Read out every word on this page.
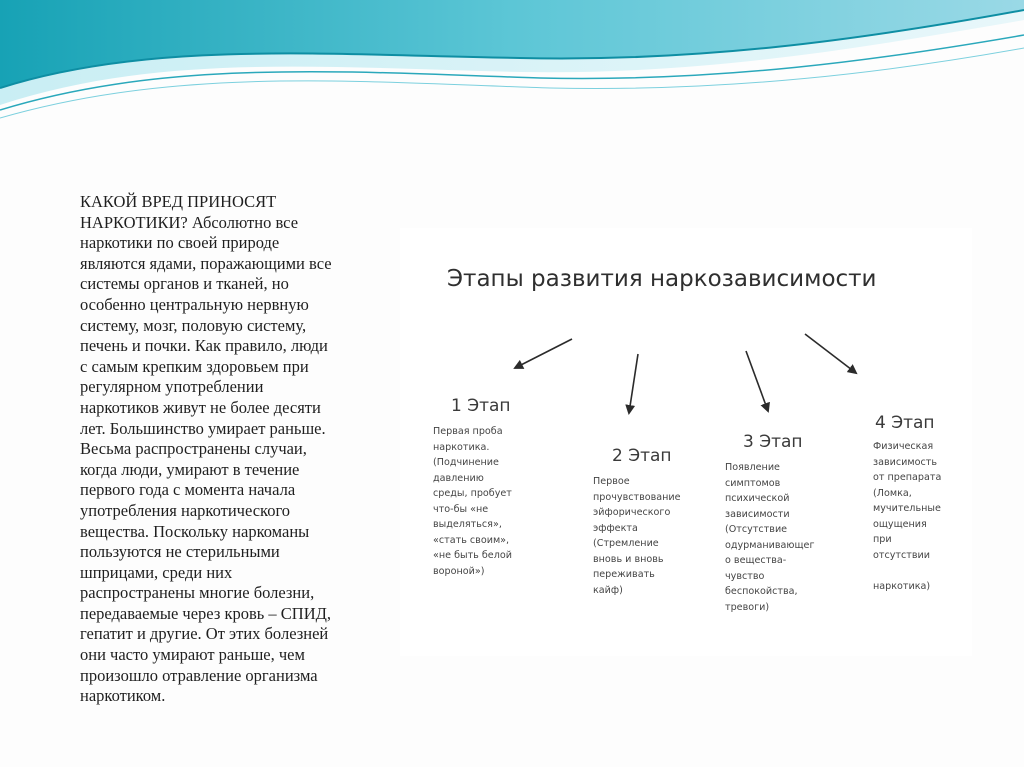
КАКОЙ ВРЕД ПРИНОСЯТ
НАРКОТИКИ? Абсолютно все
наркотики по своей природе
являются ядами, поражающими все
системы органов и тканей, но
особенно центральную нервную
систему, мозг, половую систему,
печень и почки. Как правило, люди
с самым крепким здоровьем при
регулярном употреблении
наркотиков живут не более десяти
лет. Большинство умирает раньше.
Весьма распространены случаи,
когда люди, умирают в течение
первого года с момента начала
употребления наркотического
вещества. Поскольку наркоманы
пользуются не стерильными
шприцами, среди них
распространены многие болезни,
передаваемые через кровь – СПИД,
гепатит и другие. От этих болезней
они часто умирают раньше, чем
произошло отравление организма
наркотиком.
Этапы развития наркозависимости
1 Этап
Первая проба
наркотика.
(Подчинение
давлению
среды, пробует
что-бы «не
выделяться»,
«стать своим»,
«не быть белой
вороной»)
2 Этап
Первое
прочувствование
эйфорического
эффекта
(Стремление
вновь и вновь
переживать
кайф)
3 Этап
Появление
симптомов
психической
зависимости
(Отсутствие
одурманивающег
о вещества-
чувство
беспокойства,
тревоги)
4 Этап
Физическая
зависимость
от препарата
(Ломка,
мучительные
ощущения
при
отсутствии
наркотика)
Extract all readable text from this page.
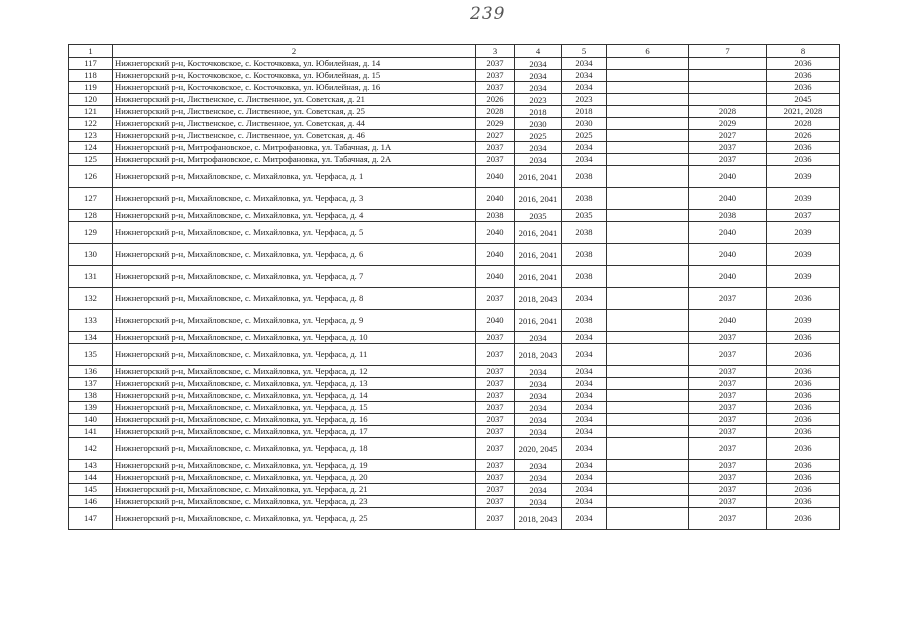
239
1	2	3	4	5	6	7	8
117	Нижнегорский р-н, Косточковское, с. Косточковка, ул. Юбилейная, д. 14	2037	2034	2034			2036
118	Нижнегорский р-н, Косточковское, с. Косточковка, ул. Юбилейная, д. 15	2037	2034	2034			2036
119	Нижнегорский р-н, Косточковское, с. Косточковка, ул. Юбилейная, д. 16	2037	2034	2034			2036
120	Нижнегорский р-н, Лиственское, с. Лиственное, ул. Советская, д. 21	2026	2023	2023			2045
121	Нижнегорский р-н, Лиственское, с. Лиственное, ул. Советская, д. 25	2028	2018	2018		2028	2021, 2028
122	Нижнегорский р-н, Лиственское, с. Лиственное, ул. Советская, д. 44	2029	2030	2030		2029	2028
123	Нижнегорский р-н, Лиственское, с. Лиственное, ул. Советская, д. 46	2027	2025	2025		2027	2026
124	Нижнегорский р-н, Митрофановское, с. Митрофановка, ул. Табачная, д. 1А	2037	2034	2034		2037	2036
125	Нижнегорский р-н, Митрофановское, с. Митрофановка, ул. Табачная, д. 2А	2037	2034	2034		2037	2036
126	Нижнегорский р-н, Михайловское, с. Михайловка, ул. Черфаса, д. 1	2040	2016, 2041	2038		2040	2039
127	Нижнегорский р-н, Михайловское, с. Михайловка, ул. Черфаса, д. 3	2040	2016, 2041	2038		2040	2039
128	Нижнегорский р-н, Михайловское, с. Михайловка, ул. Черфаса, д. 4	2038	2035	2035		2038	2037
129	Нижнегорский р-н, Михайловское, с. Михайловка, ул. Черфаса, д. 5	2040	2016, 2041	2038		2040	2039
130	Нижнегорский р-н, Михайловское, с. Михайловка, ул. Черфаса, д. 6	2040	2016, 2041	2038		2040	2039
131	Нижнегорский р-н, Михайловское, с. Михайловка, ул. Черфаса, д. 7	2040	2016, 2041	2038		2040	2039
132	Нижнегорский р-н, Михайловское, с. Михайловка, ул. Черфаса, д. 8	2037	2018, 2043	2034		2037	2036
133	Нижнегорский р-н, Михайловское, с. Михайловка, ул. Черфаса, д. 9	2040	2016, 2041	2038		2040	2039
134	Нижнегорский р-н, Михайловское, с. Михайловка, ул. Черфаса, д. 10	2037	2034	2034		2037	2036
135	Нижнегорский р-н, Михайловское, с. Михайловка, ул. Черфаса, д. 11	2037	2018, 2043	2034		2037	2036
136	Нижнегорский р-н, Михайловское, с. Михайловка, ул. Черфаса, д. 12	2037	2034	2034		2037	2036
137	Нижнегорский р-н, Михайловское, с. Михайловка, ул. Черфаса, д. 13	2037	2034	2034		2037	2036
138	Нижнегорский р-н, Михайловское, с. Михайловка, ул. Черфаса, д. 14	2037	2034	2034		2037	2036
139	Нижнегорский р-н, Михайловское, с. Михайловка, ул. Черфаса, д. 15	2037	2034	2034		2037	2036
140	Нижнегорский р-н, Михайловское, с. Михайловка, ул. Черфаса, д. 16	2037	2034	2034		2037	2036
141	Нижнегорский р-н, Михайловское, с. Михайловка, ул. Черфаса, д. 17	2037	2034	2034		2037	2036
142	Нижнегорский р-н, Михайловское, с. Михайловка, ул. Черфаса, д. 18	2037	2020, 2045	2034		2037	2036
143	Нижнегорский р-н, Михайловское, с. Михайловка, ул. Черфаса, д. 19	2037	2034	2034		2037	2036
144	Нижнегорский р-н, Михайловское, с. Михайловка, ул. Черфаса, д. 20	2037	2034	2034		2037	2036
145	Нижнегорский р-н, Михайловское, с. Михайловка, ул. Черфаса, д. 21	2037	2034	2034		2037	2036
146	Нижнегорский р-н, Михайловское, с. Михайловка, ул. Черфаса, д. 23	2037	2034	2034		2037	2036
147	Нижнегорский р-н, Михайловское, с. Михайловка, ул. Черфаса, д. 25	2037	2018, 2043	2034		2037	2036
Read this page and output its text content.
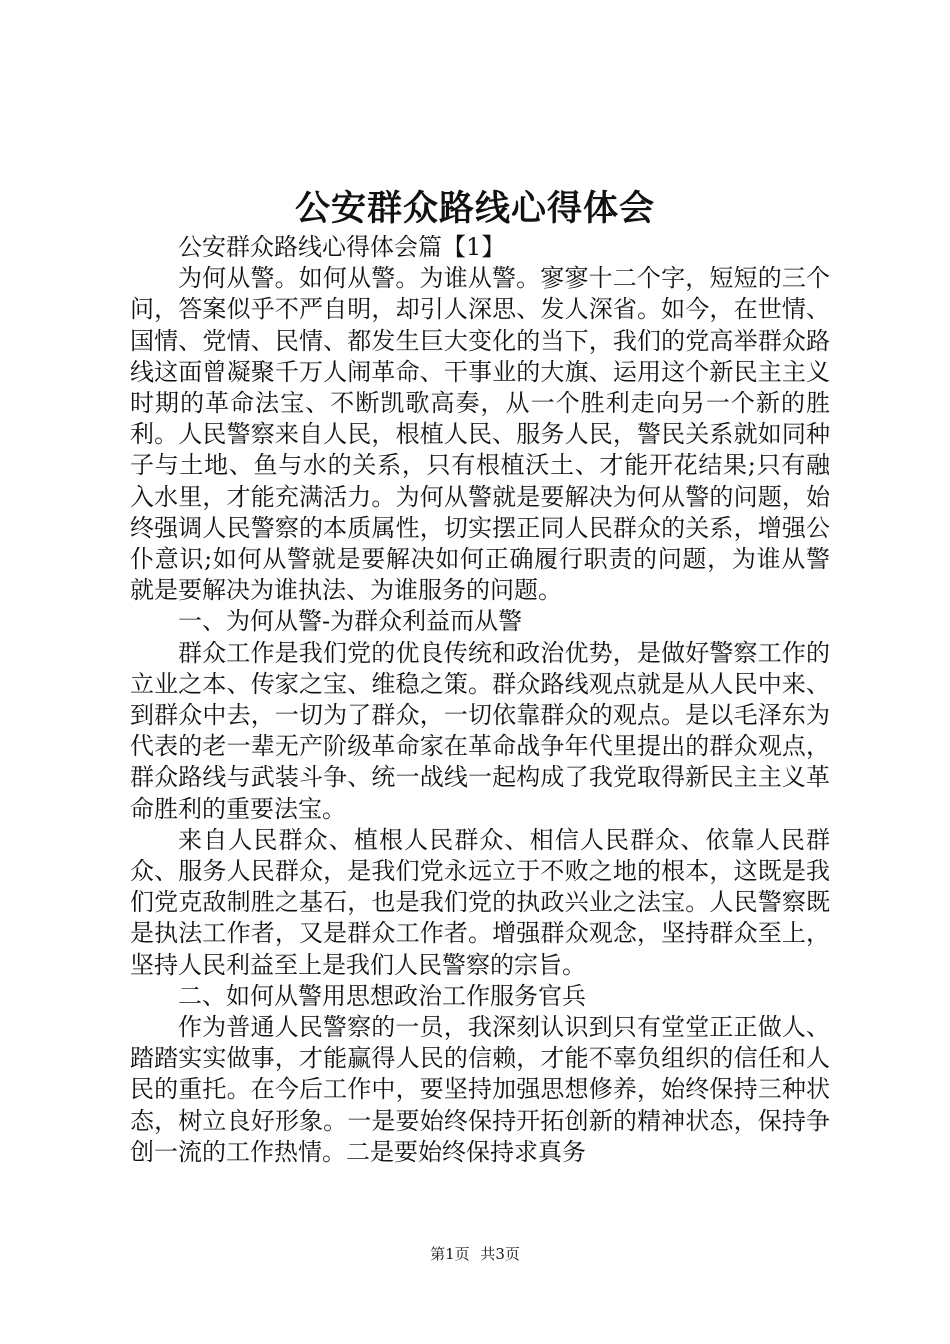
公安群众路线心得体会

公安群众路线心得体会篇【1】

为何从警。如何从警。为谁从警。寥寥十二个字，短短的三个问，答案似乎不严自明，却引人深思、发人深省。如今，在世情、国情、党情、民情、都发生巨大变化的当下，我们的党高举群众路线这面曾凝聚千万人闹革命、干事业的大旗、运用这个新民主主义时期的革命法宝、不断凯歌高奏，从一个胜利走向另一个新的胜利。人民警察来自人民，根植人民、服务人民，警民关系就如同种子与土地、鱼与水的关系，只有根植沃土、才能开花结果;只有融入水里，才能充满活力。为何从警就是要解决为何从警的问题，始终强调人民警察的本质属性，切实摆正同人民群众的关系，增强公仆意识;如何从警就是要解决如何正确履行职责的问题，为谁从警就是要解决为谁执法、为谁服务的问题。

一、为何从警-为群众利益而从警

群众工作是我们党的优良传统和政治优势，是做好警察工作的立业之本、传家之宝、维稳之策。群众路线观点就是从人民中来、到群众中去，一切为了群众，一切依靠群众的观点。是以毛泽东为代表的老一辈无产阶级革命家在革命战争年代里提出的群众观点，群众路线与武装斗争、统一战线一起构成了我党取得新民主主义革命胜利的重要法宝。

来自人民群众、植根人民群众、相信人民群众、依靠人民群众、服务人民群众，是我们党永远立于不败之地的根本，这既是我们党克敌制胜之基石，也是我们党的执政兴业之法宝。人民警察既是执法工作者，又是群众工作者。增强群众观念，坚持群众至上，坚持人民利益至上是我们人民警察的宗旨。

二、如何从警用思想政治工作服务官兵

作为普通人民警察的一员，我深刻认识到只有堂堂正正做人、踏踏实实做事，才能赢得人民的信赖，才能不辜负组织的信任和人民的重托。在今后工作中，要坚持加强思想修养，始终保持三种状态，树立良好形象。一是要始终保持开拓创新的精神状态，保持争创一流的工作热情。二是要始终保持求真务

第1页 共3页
^^^^^^^^
Short task: Copy each line of the records precisely and drop any images they hold.

Answer to the task:
Read out every word on this page.
КАКОЙ ВРЕД ПРИНОСЯТ
НАРКОТИКИ? Абсолютно все
наркотики по своей природе
являются ядами, поражающими все
системы органов и тканей, но
особенно центральную нервную
систему, мозг, половую систему,
печень и почки. Как правило, люди
с самым крепким здоровьем при
регулярном употреблении
наркотиков живут не более десяти
лет. Большинство умирает раньше.
Весьма распространены случаи,
когда люди, умирают в течение
первого года с момента начала
употребления наркотического
вещества. Поскольку наркоманы
пользуются не стерильными
шприцами, среди них
распространены многие болезни,
передаваемые через кровь – СПИД,
гепатит и другие. От этих болезней
они часто умирают раньше, чем
произошло отравление организма
наркотиком.
Этапы развития наркозависимости
1 Этап
Первая проба
наркотика.
(Подчинение
давлению
среды, пробует
что-бы «не
выделяться»,
«стать своим»,
«не быть белой
вороной»)
2 Этап
Первое
прочувствование
эйфорического
эффекта
(Стремление
вновь и вновь
переживать
кайф)
3 Этап
Появление
симптомов
психической
зависимости
(Отсутствие
одурманивающег
о вещества-
чувство
беспокойства,
тревоги)
4 Этап
Физическая
зависимость
от препарата
(Ломка,
мучительные
ощущения
при
отсутствии
наркотика)
Extract all readable text from this page.
239
1	2	3	4	5	6	7	8
117	Нижнегорский р-н, Косточковское, с. Косточковка, ул. Юбилейная, д. 14	2037	2034	2034			2036
118	Нижнегорский р-н, Косточковское, с. Косточковка, ул. Юбилейная, д. 15	2037	2034	2034			2036
119	Нижнегорский р-н, Косточковское, с. Косточковка, ул. Юбилейная, д. 16	2037	2034	2034			2036
120	Нижнегорский р-н, Лиственское, с. Лиственное, ул. Советская, д. 21	2026	2023	2023			2045
121	Нижнегорский р-н, Лиственское, с. Лиственное, ул. Советская, д. 25	2028	2018	2018		2028	2021, 2028
122	Нижнегорский р-н, Лиственское, с. Лиственное, ул. Советская, д. 44	2029	2030	2030		2029	2028
123	Нижнегорский р-н, Лиственское, с. Лиственное, ул. Советская, д. 46	2027	2025	2025		2027	2026
124	Нижнегорский р-н, Митрофановское, с. Митрофановка, ул. Табачная, д. 1А	2037	2034	2034		2037	2036
125	Нижнегорский р-н, Митрофановское, с. Митрофановка, ул. Табачная, д. 2А	2037	2034	2034		2037	2036
126	Нижнегорский р-н, Михайловское, с. Михайловка, ул. Черфаса, д. 1	2040	2016, 2041	2038		2040	2039
127	Нижнегорский р-н, Михайловское, с. Михайловка, ул. Черфаса, д. 3	2040	2016, 2041	2038		2040	2039
128	Нижнегорский р-н, Михайловское, с. Михайловка, ул. Черфаса, д. 4	2038	2035	2035		2038	2037
129	Нижнегорский р-н, Михайловское, с. Михайловка, ул. Черфаса, д. 5	2040	2016, 2041	2038		2040	2039
130	Нижнегорский р-н, Михайловское, с. Михайловка, ул. Черфаса, д. 6	2040	2016, 2041	2038		2040	2039
131	Нижнегорский р-н, Михайловское, с. Михайловка, ул. Черфаса, д. 7	2040	2016, 2041	2038		2040	2039
132	Нижнегорский р-н, Михайловское, с. Михайловка, ул. Черфаса, д. 8	2037	2018, 2043	2034		2037	2036
133	Нижнегорский р-н, Михайловское, с. Михайловка, ул. Черфаса, д. 9	2040	2016, 2041	2038		2040	2039
134	Нижнегорский р-н, Михайловское, с. Михайловка, ул. Черфаса, д. 10	2037	2034	2034		2037	2036
135	Нижнегорский р-н, Михайловское, с. Михайловка, ул. Черфаса, д. 11	2037	2018, 2043	2034		2037	2036
136	Нижнегорский р-н, Михайловское, с. Михайловка, ул. Черфаса, д. 12	2037	2034	2034		2037	2036
137	Нижнегорский р-н, Михайловское, с. Михайловка, ул. Черфаса, д. 13	2037	2034	2034		2037	2036
138	Нижнегорский р-н, Михайловское, с. Михайловка, ул. Черфаса, д. 14	2037	2034	2034		2037	2036
139	Нижнегорский р-н, Михайловское, с. Михайловка, ул. Черфаса, д. 15	2037	2034	2034		2037	2036
140	Нижнегорский р-н, Михайловское, с. Михайловка, ул. Черфаса, д. 16	2037	2034	2034		2037	2036
141	Нижнегорский р-н, Михайловское, с. Михайловка, ул. Черфаса, д. 17	2037	2034	2034		2037	2036
142	Нижнегорский р-н, Михайловское, с. Михайловка, ул. Черфаса, д. 18	2037	2020, 2045	2034		2037	2036
143	Нижнегорский р-н, Михайловское, с. Михайловка, ул. Черфаса, д. 19	2037	2034	2034		2037	2036
144	Нижнегорский р-н, Михайловское, с. Михайловка, ул. Черфаса, д. 20	2037	2034	2034		2037	2036
145	Нижнегорский р-н, Михайловское, с. Михайловка, ул. Черфаса, д. 21	2037	2034	2034		2037	2036
146	Нижнегорский р-н, Михайловское, с. Михайловка, ул. Черфаса, д. 23	2037	2034	2034		2037	2036
147	Нижнегорский р-н, Михайловское, с. Михайловка, ул. Черфаса, д. 25	2037	2018, 2043	2034		2037	2036
Read this page and output its text content.
公安群众路线心得体会

公安群众路线心得体会篇【1】

为何从警。如何从警。为谁从警。寥寥十二个字，短短的三个问，答案似乎不严自明，却引人深思、发人深省。如今，在世情、国情、党情、民情、都发生巨大变化的当下，我们的党高举群众路线这面曾凝聚千万人闹革命、干事业的大旗、运用这个新民主主义时期的革命法宝、不断凯歌高奏，从一个胜利走向另一个新的胜利。人民警察来自人民，根植人民、服务人民，警民关系就如同种子与土地、鱼与水的关系，只有根植沃土、才能开花结果;只有融入水里，才能充满活力。为何从警就是要解决为何从警的问题，始终强调人民警察的本质属性，切实摆正同人民群众的关系，增强公仆意识;如何从警就是要解决如何正确履行职责的问题，为谁从警就是要解决为谁执法、为谁服务的问题。

一、为何从警-为群众利益而从警

群众工作是我们党的优良传统和政治优势，是做好警察工作的立业之本、传家之宝、维稳之策。群众路线观点就是从人民中来、到群众中去，一切为了群众，一切依靠群众的观点。是以毛泽东为代表的老一辈无产阶级革命家在革命战争年代里提出的群众观点，群众路线与武装斗争、统一战线一起构成了我党取得新民主主义革命胜利的重要法宝。

来自人民群众、植根人民群众、相信人民群众、依靠人民群众、服务人民群众，是我们党永远立于不败之地的根本，这既是我们党克敌制胜之基石，也是我们党的执政兴业之法宝。人民警察既是执法工作者，又是群众工作者。增强群众观念，坚持群众至上，坚持人民利益至上是我们人民警察的宗旨。

二、如何从警用思想政治工作服务官兵

作为普通人民警察的一员，我深刻认识到只有堂堂正正做人、踏踏实实做事，才能赢得人民的信赖，才能不辜负组织的信任和人民的重托。在今后工作中，要坚持加强思想修养，始终保持三种状态，树立良好形象。一是要始终保持开拓创新的精神状态，保持争创一流的工作热情。二是要始终保持求真务

第1页 共3页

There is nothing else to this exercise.